Records contained in a dataset

══════════

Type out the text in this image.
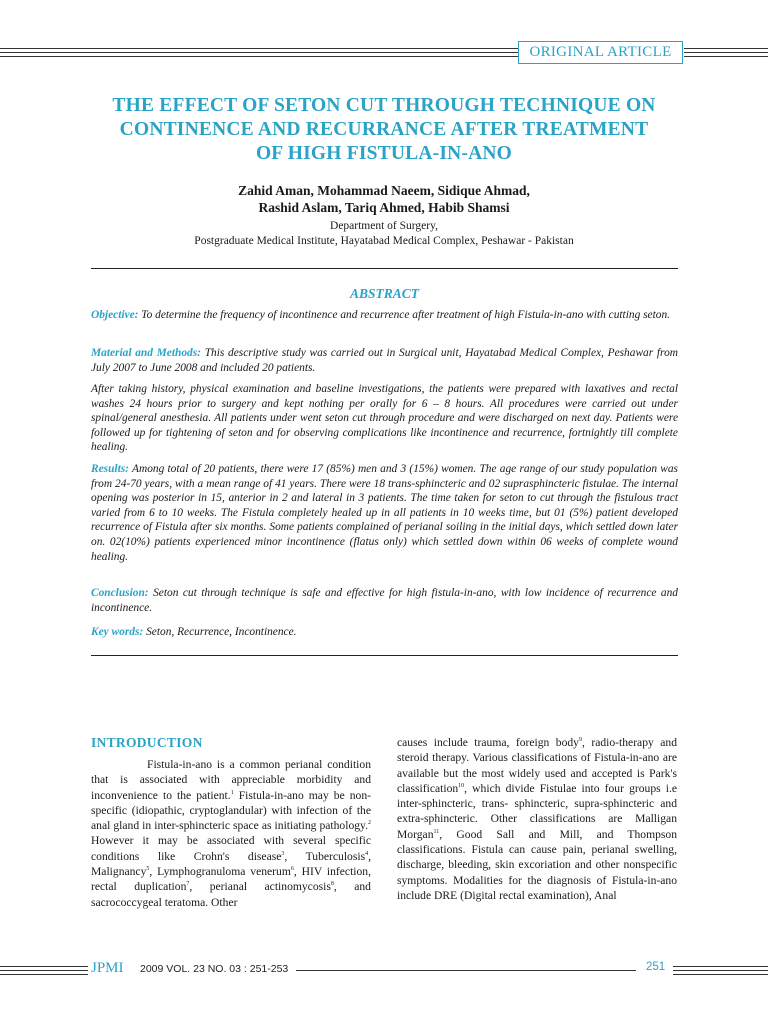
ORIGINAL ARTICLE
THE EFFECT OF SETON CUT THROUGH TECHNIQUE ON
CONTINENCE AND RECURRANCE AFTER TREATMENT
OF HIGH FISTULA-IN-ANO
Zahid Aman, Mohammad Naeem, Sidique Ahmad,
Rashid Aslam, Tariq Ahmed, Habib Shamsi
Department of Surgery,
Postgraduate Medical Institute, Hayatabad Medical Complex, Peshawar - Pakistan
ABSTRACT

Objective: To determine the frequency of incontinence and recurrence after treatment of high Fistula-in-ano with cutting seton.

Material and Methods: This descriptive study was carried out in Surgical unit, Hayatabad Medical Complex, Peshawar from July 2007 to June 2008 and included 20 patients.

After taking history, physical examination and baseline investigations, the patients were prepared with laxatives and rectal washes 24 hours prior to surgery and kept nothing per orally for 6 – 8 hours. All procedures were carried out under spinal/general anesthesia. All patients under went seton cut through procedure and were discharged on next day. Patients were followed up for tightening of seton and for observing complications like incontinence and recurrence, fortnightly till complete healing.

Results: Among total of 20 patients, there were 17 (85%) men and 3 (15%) women. The age range of our study population was from 24-70 years, with a mean range of 41 years. There were 18 trans-sphincteric and 02 suprasphincteric fistulae. The internal opening was posterior in 15, anterior in 2 and lateral in 3 patients. The time taken for seton to cut through the fistulous tract varied from 6 to 10 weeks. The Fistula completely healed up in all patients in 10 weeks time, but 01 (5%) patient developed recurrence of Fistula after six months. Some patients complained of perianal soiling in the initial days, which settled down later on. 02(10%) patients experienced minor incontinence (flatus only) which settled down within 06 weeks of complete wound healing.

Conclusion: Seton cut through technique is safe and effective for high fistula-in-ano, with low incidence of recurrence and incontinence.

Key words: Seton, Recurrence, Incontinence.

INTRODUCTION

Fistula-in-ano is a common perianal condition that is associated with appreciable morbidity and inconvenience to the patient.$^1$ Fistula-in-ano may be non-specific (idiopathic, cryptoglandular) with infection of the anal gland in inter-sphincteric space as initiating pathology.$^2$ However it may be associated with several specific conditions like Crohn's disease$^3$, Tuberculosis$^4$, Malignancy$^5$, Lymphogranuloma venerum$^6$, HIV infection, rectal duplication$^7$, perianal actinomycosis$^8$, and sacrococcygeal teratoma. Other

causes include trauma, foreign body$^9$, radio-therapy and steroid therapy. Various classifications of Fistula-in-ano are available but the most widely used and accepted is Park's classification$^{10}$, which divide Fistulae into four groups i.e inter-sphincteric, trans- sphincteric, supra-sphincteric and extra-sphincteric. Other classifications are Malligan Morgan$^{11}$, Good Sall and Mill, and Thompson classifications. Fistula can cause pain, perianal swelling, discharge, bleeding, skin excoriation and other nonspecific symptoms. Modalities for the diagnosis of Fistula-in-ano include DRE (Digital rectal examination), Anal

JPMI 2009 VOL. 23 NO. 03 : 251-253	251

══════════

- Instructions for the task
In the records, find every line that has the string "Complex" and copy it.

- Answer section
Postgraduate Medical Institute, Hayatabad Medical Complex, Peshawar - Pakistan
Material and Methods: This descriptive study was carried out in Surgical unit, Hayatabad Medical Complex, Peshawar from July 2007 to June 2008 and included 20 patients.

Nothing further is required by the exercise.